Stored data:
---*---

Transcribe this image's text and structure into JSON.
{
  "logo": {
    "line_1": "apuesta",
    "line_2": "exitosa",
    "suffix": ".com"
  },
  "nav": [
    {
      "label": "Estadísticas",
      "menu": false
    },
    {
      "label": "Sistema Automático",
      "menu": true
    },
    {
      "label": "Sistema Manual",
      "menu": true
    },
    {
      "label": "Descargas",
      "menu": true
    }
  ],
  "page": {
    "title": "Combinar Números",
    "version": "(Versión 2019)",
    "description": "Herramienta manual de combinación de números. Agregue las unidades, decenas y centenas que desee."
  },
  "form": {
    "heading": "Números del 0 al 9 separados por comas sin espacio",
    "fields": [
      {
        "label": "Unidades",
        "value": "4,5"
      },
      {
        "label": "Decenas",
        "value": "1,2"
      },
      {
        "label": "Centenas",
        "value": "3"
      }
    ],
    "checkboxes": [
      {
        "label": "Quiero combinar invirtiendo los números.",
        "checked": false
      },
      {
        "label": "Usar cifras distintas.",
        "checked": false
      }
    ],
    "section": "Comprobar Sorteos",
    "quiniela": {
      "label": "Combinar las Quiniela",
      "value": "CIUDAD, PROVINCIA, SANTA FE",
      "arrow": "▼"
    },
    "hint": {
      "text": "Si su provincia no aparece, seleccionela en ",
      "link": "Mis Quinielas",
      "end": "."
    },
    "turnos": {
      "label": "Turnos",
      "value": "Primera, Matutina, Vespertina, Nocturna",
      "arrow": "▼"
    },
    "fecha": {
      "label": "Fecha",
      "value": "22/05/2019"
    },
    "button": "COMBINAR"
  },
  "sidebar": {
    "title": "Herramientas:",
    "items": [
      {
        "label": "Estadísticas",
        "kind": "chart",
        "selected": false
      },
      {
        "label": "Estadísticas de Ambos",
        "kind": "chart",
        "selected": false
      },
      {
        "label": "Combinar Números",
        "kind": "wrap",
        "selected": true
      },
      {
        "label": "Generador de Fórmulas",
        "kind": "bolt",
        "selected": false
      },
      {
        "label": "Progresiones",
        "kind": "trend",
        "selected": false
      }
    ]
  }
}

---*---

Problem to solve
Restate all of the entries above precisely.

Right answer
Transcribe this image's text and structure into JSON.
{
  "logo": {
    "line_1": "apuesta",
    "line_2": "exitosa",
    "suffix": ".com"
  },
  "nav": [
    {
      "label": "Estadísticas",
      "menu": false
    },
    {
      "label": "Sistema Automático",
      "menu": true
    },
    {
      "label": "Sistema Manual",
      "menu": true
    },
    {
      "label": "Descargas",
      "menu": true
    }
  ],
  "page": {
    "title": "Combinar Números",
    "version": "(Versión 2019)",
    "description": "Herramienta manual de combinación de números. Agregue las unidades, decenas y centenas que desee."
  },
  "form": {
    "heading": "Números del 0 al 9 separados por comas sin espacio",
    "fields": [
      {
        "label": "Unidades",
        "value": "4,5"
      },
      {
        "label": "Decenas",
        "value": "1,2"
      },
      {
        "label": "Centenas",
        "value": "3"
      }
    ],
    "checkboxes": [
      {
        "label": "Quiero combinar invirtiendo los números.",
        "checked": false
      },
      {
        "label": "Usar cifras distintas.",
        "checked": false
      }
    ],
    "section": "Comprobar Sorteos",
    "quiniela": {
      "label": "Combinar las Quiniela",
      "value": "CIUDAD, PROVINCIA, SANTA FE",
      "arrow": "▼"
    },
    "hint": {
      "text": "Si su provincia no aparece, seleccionela en ",
      "link": "Mis Quinielas",
      "end": "."
    },
    "turnos": {
      "label": "Turnos",
      "value": "Primera, Matutina, Vespertina, Nocturna",
      "arrow": "▼"
    },
    "fecha": {
      "label": "Fecha",
      "value": "22/05/2019"
    },
    "button": "COMBINAR"
  },
  "sidebar": {
    "title": "Herramientas:",
    "items": [
      {
        "label": "Estadísticas",
        "kind": "chart",
        "selected": false
      },
      {
        "label": "Estadísticas de Ambos",
        "kind": "chart",
        "selected": false
      },
      {
        "label": "Combinar Números",
        "kind": "wrap",
        "selected": true
      },
      {
        "label": "Generador de Fórmulas",
        "kind": "bolt",
        "selected": false
      },
      {
        "label": "Progresiones",
        "kind": "trend",
        "selected": false
      }
    ]
  }
}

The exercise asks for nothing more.